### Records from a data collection
# # # # #

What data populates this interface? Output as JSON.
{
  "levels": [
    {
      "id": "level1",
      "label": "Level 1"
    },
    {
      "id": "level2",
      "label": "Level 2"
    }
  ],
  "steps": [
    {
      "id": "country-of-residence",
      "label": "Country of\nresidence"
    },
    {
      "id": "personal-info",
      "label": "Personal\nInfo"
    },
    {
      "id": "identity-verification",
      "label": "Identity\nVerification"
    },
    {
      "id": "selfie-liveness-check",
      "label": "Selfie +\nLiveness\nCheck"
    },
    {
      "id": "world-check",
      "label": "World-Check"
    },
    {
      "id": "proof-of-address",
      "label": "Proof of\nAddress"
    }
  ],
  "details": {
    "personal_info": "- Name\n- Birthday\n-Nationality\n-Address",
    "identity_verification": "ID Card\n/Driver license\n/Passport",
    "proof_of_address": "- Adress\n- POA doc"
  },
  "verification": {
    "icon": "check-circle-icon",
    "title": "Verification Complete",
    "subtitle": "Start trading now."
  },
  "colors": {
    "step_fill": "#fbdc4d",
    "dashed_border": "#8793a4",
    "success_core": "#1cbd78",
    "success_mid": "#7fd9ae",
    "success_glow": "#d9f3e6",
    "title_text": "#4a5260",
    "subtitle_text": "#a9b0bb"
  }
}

# # # # #

### Exercise aim
Each entry above is to be quoted exactly.

### Exercise solution
What data populates this interface? Output as JSON.
{
  "levels": [
    {
      "id": "level1",
      "label": "Level 1"
    },
    {
      "id": "level2",
      "label": "Level 2"
    }
  ],
  "steps": [
    {
      "id": "country-of-residence",
      "label": "Country of\nresidence"
    },
    {
      "id": "personal-info",
      "label": "Personal\nInfo"
    },
    {
      "id": "identity-verification",
      "label": "Identity\nVerification"
    },
    {
      "id": "selfie-liveness-check",
      "label": "Selfie +\nLiveness\nCheck"
    },
    {
      "id": "world-check",
      "label": "World-Check"
    },
    {
      "id": "proof-of-address",
      "label": "Proof of\nAddress"
    }
  ],
  "details": {
    "personal_info": "- Name\n- Birthday\n-Nationality\n-Address",
    "identity_verification": "ID Card\n/Driver license\n/Passport",
    "proof_of_address": "- Adress\n- POA doc"
  },
  "verification": {
    "icon": "check-circle-icon",
    "title": "Verification Complete",
    "subtitle": "Start trading now."
  },
  "colors": {
    "step_fill": "#fbdc4d",
    "dashed_border": "#8793a4",
    "success_core": "#1cbd78",
    "success_mid": "#7fd9ae",
    "success_glow": "#d9f3e6",
    "title_text": "#4a5260",
    "subtitle_text": "#a9b0bb"
  }
}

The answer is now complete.